═══ MATERIAL PROVIDED

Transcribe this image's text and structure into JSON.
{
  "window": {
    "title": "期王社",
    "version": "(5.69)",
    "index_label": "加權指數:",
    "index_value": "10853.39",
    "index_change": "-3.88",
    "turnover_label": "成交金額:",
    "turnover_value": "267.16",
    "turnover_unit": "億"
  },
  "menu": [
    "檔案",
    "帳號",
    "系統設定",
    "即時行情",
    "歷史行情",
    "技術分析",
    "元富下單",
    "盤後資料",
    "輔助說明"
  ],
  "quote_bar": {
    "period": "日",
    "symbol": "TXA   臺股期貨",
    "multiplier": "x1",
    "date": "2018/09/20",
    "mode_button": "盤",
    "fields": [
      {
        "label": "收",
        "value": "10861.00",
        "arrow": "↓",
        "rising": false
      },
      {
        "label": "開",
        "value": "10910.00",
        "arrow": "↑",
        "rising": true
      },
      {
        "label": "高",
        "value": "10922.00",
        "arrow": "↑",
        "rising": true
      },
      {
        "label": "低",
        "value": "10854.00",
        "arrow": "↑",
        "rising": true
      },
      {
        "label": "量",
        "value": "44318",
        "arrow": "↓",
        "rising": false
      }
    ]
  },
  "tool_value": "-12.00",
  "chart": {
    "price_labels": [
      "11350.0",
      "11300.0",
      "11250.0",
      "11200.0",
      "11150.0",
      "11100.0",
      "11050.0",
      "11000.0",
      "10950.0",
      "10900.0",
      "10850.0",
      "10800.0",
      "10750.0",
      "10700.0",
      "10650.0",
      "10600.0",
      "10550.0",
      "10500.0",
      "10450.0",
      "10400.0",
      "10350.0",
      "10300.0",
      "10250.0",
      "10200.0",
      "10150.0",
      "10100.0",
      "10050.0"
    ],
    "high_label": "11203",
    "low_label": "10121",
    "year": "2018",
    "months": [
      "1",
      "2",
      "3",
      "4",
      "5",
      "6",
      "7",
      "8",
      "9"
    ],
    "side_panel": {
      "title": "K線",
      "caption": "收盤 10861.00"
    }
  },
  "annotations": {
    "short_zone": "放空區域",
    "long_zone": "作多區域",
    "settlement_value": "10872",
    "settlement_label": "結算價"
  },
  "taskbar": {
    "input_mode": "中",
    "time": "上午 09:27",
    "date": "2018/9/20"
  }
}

══════

Write out all of the records above exactly as they appear.

Transcribe this image's text and structure into JSON.
{
  "window": {
    "title": "期王社",
    "version": "(5.69)",
    "index_label": "加權指數:",
    "index_value": "10853.39",
    "index_change": "-3.88",
    "turnover_label": "成交金額:",
    "turnover_value": "267.16",
    "turnover_unit": "億"
  },
  "menu": [
    "檔案",
    "帳號",
    "系統設定",
    "即時行情",
    "歷史行情",
    "技術分析",
    "元富下單",
    "盤後資料",
    "輔助說明"
  ],
  "quote_bar": {
    "period": "日",
    "symbol": "TXA   臺股期貨",
    "multiplier": "x1",
    "date": "2018/09/20",
    "mode_button": "盤",
    "fields": [
      {
        "label": "收",
        "value": "10861.00",
        "arrow": "↓",
        "rising": false
      },
      {
        "label": "開",
        "value": "10910.00",
        "arrow": "↑",
        "rising": true
      },
      {
        "label": "高",
        "value": "10922.00",
        "arrow": "↑",
        "rising": true
      },
      {
        "label": "低",
        "value": "10854.00",
        "arrow": "↑",
        "rising": true
      },
      {
        "label": "量",
        "value": "44318",
        "arrow": "↓",
        "rising": false
      }
    ]
  },
  "tool_value": "-12.00",
  "chart": {
    "price_labels": [
      "11350.0",
      "11300.0",
      "11250.0",
      "11200.0",
      "11150.0",
      "11100.0",
      "11050.0",
      "11000.0",
      "10950.0",
      "10900.0",
      "10850.0",
      "10800.0",
      "10750.0",
      "10700.0",
      "10650.0",
      "10600.0",
      "10550.0",
      "10500.0",
      "10450.0",
      "10400.0",
      "10350.0",
      "10300.0",
      "10250.0",
      "10200.0",
      "10150.0",
      "10100.0",
      "10050.0"
    ],
    "high_label": "11203",
    "low_label": "10121",
    "year": "2018",
    "months": [
      "1",
      "2",
      "3",
      "4",
      "5",
      "6",
      "7",
      "8",
      "9"
    ],
    "side_panel": {
      "title": "K線",
      "caption": "收盤 10861.00"
    }
  },
  "annotations": {
    "short_zone": "放空區域",
    "long_zone": "作多區域",
    "settlement_value": "10872",
    "settlement_label": "結算價"
  },
  "taskbar": {
    "input_mode": "中",
    "time": "上午 09:27",
    "date": "2018/9/20"
  }
}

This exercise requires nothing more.